**WHAT TO PRODUCE:** Rewrite these lines with every "candle-body" switched to "candlestick-body", keeping everything else the same.

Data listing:
----
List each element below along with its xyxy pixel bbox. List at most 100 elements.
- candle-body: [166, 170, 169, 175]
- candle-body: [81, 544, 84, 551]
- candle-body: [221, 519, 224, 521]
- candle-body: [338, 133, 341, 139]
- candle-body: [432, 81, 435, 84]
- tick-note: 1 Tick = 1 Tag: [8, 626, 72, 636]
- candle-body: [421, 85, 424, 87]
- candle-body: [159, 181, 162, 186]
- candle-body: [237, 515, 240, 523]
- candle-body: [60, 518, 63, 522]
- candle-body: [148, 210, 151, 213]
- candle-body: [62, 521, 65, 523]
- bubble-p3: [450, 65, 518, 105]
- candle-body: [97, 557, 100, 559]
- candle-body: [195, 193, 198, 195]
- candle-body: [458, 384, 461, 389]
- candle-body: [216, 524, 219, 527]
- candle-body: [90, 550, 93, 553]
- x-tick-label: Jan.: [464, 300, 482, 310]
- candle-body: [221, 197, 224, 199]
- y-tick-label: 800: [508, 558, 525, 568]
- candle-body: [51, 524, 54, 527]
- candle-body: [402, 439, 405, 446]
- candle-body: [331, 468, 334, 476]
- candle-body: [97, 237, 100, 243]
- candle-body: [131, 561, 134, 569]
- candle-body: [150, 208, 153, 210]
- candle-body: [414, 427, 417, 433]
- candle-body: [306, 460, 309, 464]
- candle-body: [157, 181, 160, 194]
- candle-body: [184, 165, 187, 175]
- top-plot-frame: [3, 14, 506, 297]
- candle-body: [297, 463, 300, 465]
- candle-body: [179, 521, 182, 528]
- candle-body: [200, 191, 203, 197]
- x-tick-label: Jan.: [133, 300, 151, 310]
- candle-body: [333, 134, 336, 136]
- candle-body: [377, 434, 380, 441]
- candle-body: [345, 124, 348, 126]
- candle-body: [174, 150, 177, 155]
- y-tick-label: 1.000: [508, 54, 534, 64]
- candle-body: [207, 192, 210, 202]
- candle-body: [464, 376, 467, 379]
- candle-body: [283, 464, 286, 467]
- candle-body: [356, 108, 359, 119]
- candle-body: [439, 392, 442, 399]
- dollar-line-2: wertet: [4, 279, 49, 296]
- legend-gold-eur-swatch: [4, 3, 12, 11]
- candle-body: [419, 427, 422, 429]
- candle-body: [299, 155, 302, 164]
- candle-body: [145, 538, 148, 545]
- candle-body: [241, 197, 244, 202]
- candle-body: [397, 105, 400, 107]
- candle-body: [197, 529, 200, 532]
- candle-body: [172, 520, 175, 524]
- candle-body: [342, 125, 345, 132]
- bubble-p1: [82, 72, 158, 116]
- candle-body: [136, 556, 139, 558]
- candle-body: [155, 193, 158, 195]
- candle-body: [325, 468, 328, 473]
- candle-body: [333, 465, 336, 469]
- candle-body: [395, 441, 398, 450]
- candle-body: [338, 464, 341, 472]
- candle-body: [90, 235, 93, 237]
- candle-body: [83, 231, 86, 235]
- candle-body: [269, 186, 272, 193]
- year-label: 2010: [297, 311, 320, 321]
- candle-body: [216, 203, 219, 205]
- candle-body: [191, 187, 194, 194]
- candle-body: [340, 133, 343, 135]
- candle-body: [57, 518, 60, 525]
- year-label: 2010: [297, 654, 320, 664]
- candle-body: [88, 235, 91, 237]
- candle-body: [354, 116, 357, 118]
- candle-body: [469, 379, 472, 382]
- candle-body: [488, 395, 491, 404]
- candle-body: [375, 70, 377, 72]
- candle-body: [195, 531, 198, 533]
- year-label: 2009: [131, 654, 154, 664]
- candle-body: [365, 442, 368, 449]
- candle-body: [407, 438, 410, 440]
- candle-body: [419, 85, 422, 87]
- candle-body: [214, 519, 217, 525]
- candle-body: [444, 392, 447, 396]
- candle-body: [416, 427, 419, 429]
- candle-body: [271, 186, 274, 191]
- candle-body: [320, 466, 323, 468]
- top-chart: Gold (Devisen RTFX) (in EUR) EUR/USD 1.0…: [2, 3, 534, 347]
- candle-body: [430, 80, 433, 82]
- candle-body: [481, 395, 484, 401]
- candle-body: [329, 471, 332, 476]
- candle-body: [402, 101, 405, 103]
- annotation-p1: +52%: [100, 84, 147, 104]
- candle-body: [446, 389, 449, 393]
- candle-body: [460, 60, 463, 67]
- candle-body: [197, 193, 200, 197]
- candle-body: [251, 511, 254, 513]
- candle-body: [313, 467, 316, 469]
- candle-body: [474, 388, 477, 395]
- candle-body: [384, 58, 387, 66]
----
**THE RESULT:**
List each element below along with its xyxy pixel bbox. List at most 100 elements.
- candlestick-body: [166, 170, 169, 175]
- candlestick-body: [81, 544, 84, 551]
- candlestick-body: [221, 519, 224, 521]
- candlestick-body: [338, 133, 341, 139]
- candlestick-body: [432, 81, 435, 84]
- tick-note: 1 Tick = 1 Tag: [8, 626, 72, 636]
- candlestick-body: [421, 85, 424, 87]
- candlestick-body: [159, 181, 162, 186]
- candlestick-body: [237, 515, 240, 523]
- candlestick-body: [60, 518, 63, 522]
- candlestick-body: [148, 210, 151, 213]
- candlestick-body: [62, 521, 65, 523]
- bubble-p3: [450, 65, 518, 105]
- candlestick-body: [97, 557, 100, 559]
- candlestick-body: [195, 193, 198, 195]
- candlestick-body: [458, 384, 461, 389]
- candlestick-body: [216, 524, 219, 527]
- candlestick-body: [90, 550, 93, 553]
- x-tick-label: Jan.: [464, 300, 482, 310]
- candlestick-body: [221, 197, 224, 199]
- y-tick-label: 800: [508, 558, 525, 568]
- candlestick-body: [51, 524, 54, 527]
- candlestick-body: [402, 439, 405, 446]
- candlestick-body: [331, 468, 334, 476]
- candlestick-body: [97, 237, 100, 243]
- candlestick-body: [131, 561, 134, 569]
- candlestick-body: [150, 208, 153, 210]
- candlestick-body: [414, 427, 417, 433]
- candlestick-body: [306, 460, 309, 464]
- candlestick-body: [157, 181, 160, 194]
- candlestick-body: [184, 165, 187, 175]
- top-plot-frame: [3, 14, 506, 297]
- candlestick-body: [297, 463, 300, 465]
- candlestick-body: [179, 521, 182, 528]
- candlestick-body: [200, 191, 203, 197]
- x-tick-label: Jan.: [133, 300, 151, 310]
- candlestick-body: [333, 134, 336, 136]
- candlestick-body: [377, 434, 380, 441]
- candlestick-body: [345, 124, 348, 126]
- candlestick-body: [174, 150, 177, 155]
- y-tick-label: 1.000: [508, 54, 534, 64]
- candlestick-body: [207, 192, 210, 202]
- candlestick-body: [464, 376, 467, 379]
- candlestick-body: [283, 464, 286, 467]
- candlestick-body: [356, 108, 359, 119]
- candlestick-body: [439, 392, 442, 399]
- dollar-line-2: wertet: [4, 279, 49, 296]
- legend-gold-eur-swatch: [4, 3, 12, 11]
- candlestick-body: [419, 427, 422, 429]
- candlestick-body: [299, 155, 302, 164]
- candlestick-body: [145, 538, 148, 545]
- candlestick-body: [241, 197, 244, 202]
- candlestick-body: [397, 105, 400, 107]
- candlestick-body: [197, 529, 200, 532]
- candlestick-body: [172, 520, 175, 524]
- candlestick-body: [342, 125, 345, 132]
- bubble-p1: [82, 72, 158, 116]
- candlestick-body: [136, 556, 139, 558]
- candlestick-body: [155, 193, 158, 195]
- candlestick-body: [325, 468, 328, 473]
- candlestick-body: [333, 465, 336, 469]
- candlestick-body: [395, 441, 398, 450]
- candlestick-body: [338, 464, 341, 472]
- candlestick-body: [90, 235, 93, 237]
- candlestick-body: [83, 231, 86, 235]
- candlestick-body: [269, 186, 272, 193]
- year-label: 2010: [297, 311, 320, 321]
- candlestick-body: [216, 203, 219, 205]
- candlestick-body: [191, 187, 194, 194]
- candlestick-body: [340, 133, 343, 135]
- candlestick-body: [57, 518, 60, 525]
- year-label: 2010: [297, 654, 320, 664]
- candlestick-body: [88, 235, 91, 237]
- candlestick-body: [354, 116, 357, 118]
- candlestick-body: [469, 379, 472, 382]
- candlestick-body: [488, 395, 491, 404]
- candlestick-body: [375, 70, 377, 72]
- candlestick-body: [195, 531, 198, 533]
- year-label: 2009: [131, 654, 154, 664]
- candlestick-body: [365, 442, 368, 449]
- candlestick-body: [407, 438, 410, 440]
- candlestick-body: [419, 85, 422, 87]
- candlestick-body: [214, 519, 217, 525]
- candlestick-body: [444, 392, 447, 396]
- candlestick-body: [416, 427, 419, 429]
- candlestick-body: [271, 186, 274, 191]
- candlestick-body: [320, 466, 323, 468]
- top-chart: Gold (Devisen RTFX) (in EUR) EUR/USD 1.0…: [2, 3, 534, 347]
- candlestick-body: [430, 80, 433, 82]
- candlestick-body: [481, 395, 484, 401]
- candlestick-body: [329, 471, 332, 476]
- candlestick-body: [402, 101, 405, 103]
- annotation-p1: +52%: [100, 84, 147, 104]
- candlestick-body: [446, 389, 449, 393]
- candlestick-body: [460, 60, 463, 67]
- candlestick-body: [197, 193, 200, 197]
- candlestick-body: [251, 511, 254, 513]
- candlestick-body: [313, 467, 316, 469]
- candlestick-body: [474, 388, 477, 395]
- candlestick-body: [384, 58, 387, 66]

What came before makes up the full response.